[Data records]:
:::::

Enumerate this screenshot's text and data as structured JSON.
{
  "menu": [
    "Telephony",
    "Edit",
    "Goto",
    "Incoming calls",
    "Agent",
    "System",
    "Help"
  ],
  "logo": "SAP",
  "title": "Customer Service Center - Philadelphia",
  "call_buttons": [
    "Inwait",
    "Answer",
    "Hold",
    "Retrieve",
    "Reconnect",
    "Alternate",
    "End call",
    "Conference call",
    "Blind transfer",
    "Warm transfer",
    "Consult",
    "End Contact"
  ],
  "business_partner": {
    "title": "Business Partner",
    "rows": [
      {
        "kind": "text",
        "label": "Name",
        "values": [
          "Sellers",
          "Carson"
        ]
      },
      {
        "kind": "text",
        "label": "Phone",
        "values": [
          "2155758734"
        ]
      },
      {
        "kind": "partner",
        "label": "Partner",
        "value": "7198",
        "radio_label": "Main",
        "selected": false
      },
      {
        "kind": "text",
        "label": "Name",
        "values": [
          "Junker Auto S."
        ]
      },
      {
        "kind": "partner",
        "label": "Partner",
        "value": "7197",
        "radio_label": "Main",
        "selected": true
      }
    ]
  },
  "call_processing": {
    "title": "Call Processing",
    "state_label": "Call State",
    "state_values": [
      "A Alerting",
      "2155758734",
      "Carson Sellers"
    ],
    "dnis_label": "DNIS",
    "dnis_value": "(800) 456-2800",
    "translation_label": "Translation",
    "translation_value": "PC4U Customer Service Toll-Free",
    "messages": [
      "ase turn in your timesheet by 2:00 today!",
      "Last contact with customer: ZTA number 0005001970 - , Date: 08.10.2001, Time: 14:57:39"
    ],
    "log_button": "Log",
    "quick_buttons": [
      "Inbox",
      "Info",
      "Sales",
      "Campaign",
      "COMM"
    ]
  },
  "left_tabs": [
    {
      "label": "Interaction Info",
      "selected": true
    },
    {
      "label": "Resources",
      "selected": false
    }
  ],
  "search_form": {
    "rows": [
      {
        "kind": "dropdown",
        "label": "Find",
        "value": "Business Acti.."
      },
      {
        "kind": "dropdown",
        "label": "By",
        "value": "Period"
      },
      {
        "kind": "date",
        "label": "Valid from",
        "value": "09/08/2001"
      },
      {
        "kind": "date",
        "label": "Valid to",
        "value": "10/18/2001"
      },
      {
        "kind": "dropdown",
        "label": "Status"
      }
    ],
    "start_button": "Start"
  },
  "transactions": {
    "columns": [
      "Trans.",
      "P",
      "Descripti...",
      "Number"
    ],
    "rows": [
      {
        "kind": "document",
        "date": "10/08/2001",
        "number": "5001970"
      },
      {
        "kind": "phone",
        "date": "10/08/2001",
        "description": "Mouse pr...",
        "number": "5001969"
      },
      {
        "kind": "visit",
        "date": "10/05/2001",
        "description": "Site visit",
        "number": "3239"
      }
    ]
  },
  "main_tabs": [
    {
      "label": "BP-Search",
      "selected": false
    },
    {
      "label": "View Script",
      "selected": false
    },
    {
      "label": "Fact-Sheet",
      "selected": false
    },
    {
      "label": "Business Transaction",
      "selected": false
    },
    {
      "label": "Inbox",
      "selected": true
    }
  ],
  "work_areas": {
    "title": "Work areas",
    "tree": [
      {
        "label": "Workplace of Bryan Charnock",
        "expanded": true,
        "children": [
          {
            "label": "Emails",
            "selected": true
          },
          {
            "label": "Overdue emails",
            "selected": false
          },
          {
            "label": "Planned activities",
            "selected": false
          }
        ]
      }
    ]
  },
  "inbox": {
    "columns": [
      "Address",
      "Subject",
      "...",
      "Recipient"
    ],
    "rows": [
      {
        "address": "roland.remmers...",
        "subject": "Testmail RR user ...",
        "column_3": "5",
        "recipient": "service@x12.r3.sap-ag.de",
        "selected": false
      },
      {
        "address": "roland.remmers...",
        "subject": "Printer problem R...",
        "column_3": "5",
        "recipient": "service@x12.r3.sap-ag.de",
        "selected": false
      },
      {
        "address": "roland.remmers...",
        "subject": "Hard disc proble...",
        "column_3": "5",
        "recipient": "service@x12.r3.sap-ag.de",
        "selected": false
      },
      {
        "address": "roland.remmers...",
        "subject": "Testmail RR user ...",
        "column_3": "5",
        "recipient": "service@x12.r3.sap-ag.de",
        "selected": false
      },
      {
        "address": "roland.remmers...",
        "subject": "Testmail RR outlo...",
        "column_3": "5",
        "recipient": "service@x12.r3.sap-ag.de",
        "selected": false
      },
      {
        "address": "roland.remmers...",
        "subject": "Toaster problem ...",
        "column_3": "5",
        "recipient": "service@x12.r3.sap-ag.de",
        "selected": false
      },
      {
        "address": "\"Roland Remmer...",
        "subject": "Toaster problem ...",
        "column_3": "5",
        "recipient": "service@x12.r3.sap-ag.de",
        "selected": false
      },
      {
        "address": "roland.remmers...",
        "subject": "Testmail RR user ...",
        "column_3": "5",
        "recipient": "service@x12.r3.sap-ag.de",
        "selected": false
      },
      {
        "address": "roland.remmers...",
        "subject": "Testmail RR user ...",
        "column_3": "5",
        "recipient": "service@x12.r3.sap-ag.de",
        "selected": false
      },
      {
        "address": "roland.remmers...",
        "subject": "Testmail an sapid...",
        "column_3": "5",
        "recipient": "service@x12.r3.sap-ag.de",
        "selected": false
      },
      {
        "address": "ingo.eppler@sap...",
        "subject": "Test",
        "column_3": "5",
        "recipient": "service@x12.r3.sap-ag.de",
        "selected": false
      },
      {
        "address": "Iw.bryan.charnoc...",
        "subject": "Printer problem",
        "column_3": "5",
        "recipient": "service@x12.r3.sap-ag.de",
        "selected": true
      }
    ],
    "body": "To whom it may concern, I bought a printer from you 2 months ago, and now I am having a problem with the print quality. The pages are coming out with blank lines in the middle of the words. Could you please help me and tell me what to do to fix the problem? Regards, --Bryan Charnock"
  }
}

:::::

[Brief]:
Copy down the material exactly as written.

[Answer for the task]:
Enumerate this screenshot's text and data as structured JSON.
{
  "menu": [
    "Telephony",
    "Edit",
    "Goto",
    "Incoming calls",
    "Agent",
    "System",
    "Help"
  ],
  "logo": "SAP",
  "title": "Customer Service Center - Philadelphia",
  "call_buttons": [
    "Inwait",
    "Answer",
    "Hold",
    "Retrieve",
    "Reconnect",
    "Alternate",
    "End call",
    "Conference call",
    "Blind transfer",
    "Warm transfer",
    "Consult",
    "End Contact"
  ],
  "business_partner": {
    "title": "Business Partner",
    "rows": [
      {
        "kind": "text",
        "label": "Name",
        "values": [
          "Sellers",
          "Carson"
        ]
      },
      {
        "kind": "text",
        "label": "Phone",
        "values": [
          "2155758734"
        ]
      },
      {
        "kind": "partner",
        "label": "Partner",
        "value": "7198",
        "radio_label": "Main",
        "selected": false
      },
      {
        "kind": "text",
        "label": "Name",
        "values": [
          "Junker Auto S."
        ]
      },
      {
        "kind": "partner",
        "label": "Partner",
        "value": "7197",
        "radio_label": "Main",
        "selected": true
      }
    ]
  },
  "call_processing": {
    "title": "Call Processing",
    "state_label": "Call State",
    "state_values": [
      "A Alerting",
      "2155758734",
      "Carson Sellers"
    ],
    "dnis_label": "DNIS",
    "dnis_value": "(800) 456-2800",
    "translation_label": "Translation",
    "translation_value": "PC4U Customer Service Toll-Free",
    "messages": [
      "ase turn in your timesheet by 2:00 today!",
      "Last contact with customer: ZTA number 0005001970 - , Date: 08.10.2001, Time: 14:57:39"
    ],
    "log_button": "Log",
    "quick_buttons": [
      "Inbox",
      "Info",
      "Sales",
      "Campaign",
      "COMM"
    ]
  },
  "left_tabs": [
    {
      "label": "Interaction Info",
      "selected": true
    },
    {
      "label": "Resources",
      "selected": false
    }
  ],
  "search_form": {
    "rows": [
      {
        "kind": "dropdown",
        "label": "Find",
        "value": "Business Acti.."
      },
      {
        "kind": "dropdown",
        "label": "By",
        "value": "Period"
      },
      {
        "kind": "date",
        "label": "Valid from",
        "value": "09/08/2001"
      },
      {
        "kind": "date",
        "label": "Valid to",
        "value": "10/18/2001"
      },
      {
        "kind": "dropdown",
        "label": "Status"
      }
    ],
    "start_button": "Start"
  },
  "transactions": {
    "columns": [
      "Trans.",
      "P",
      "Descripti...",
      "Number"
    ],
    "rows": [
      {
        "kind": "document",
        "date": "10/08/2001",
        "number": "5001970"
      },
      {
        "kind": "phone",
        "date": "10/08/2001",
        "description": "Mouse pr...",
        "number": "5001969"
      },
      {
        "kind": "visit",
        "date": "10/05/2001",
        "description": "Site visit",
        "number": "3239"
      }
    ]
  },
  "main_tabs": [
    {
      "label": "BP-Search",
      "selected": false
    },
    {
      "label": "View Script",
      "selected": false
    },
    {
      "label": "Fact-Sheet",
      "selected": false
    },
    {
      "label": "Business Transaction",
      "selected": false
    },
    {
      "label": "Inbox",
      "selected": true
    }
  ],
  "work_areas": {
    "title": "Work areas",
    "tree": [
      {
        "label": "Workplace of Bryan Charnock",
        "expanded": true,
        "children": [
          {
            "label": "Emails",
            "selected": true
          },
          {
            "label": "Overdue emails",
            "selected": false
          },
          {
            "label": "Planned activities",
            "selected": false
          }
        ]
      }
    ]
  },
  "inbox": {
    "columns": [
      "Address",
      "Subject",
      "...",
      "Recipient"
    ],
    "rows": [
      {
        "address": "roland.remmers...",
        "subject": "Testmail RR user ...",
        "column_3": "5",
        "recipient": "service@x12.r3.sap-ag.de",
        "selected": false
      },
      {
        "address": "roland.remmers...",
        "subject": "Printer problem R...",
        "column_3": "5",
        "recipient": "service@x12.r3.sap-ag.de",
        "selected": false
      },
      {
        "address": "roland.remmers...",
        "subject": "Hard disc proble...",
        "column_3": "5",
        "recipient": "service@x12.r3.sap-ag.de",
        "selected": false
      },
      {
        "address": "roland.remmers...",
        "subject": "Testmail RR user ...",
        "column_3": "5",
        "recipient": "service@x12.r3.sap-ag.de",
        "selected": false
      },
      {
        "address": "roland.remmers...",
        "subject": "Testmail RR outlo...",
        "column_3": "5",
        "recipient": "service@x12.r3.sap-ag.de",
        "selected": false
      },
      {
        "address": "roland.remmers...",
        "subject": "Toaster problem ...",
        "column_3": "5",
        "recipient": "service@x12.r3.sap-ag.de",
        "selected": false
      },
      {
        "address": "\"Roland Remmer...",
        "subject": "Toaster problem ...",
        "column_3": "5",
        "recipient": "service@x12.r3.sap-ag.de",
        "selected": false
      },
      {
        "address": "roland.remmers...",
        "subject": "Testmail RR user ...",
        "column_3": "5",
        "recipient": "service@x12.r3.sap-ag.de",
        "selected": false
      },
      {
        "address": "roland.remmers...",
        "subject": "Testmail RR user ...",
        "column_3": "5",
        "recipient": "service@x12.r3.sap-ag.de",
        "selected": false
      },
      {
        "address": "roland.remmers...",
        "subject": "Testmail an sapid...",
        "column_3": "5",
        "recipient": "service@x12.r3.sap-ag.de",
        "selected": false
      },
      {
        "address": "ingo.eppler@sap...",
        "subject": "Test",
        "column_3": "5",
        "recipient": "service@x12.r3.sap-ag.de",
        "selected": false
      },
      {
        "address": "Iw.bryan.charnoc...",
        "subject": "Printer problem",
        "column_3": "5",
        "recipient": "service@x12.r3.sap-ag.de",
        "selected": true
      }
    ],
    "body": "To whom it may concern, I bought a printer from you 2 months ago, and now I am having a problem with the print quality. The pages are coming out with blank lines in the middle of the words. Could you please help me and tell me what to do to fix the problem? Regards, --Bryan Charnock"
  }
}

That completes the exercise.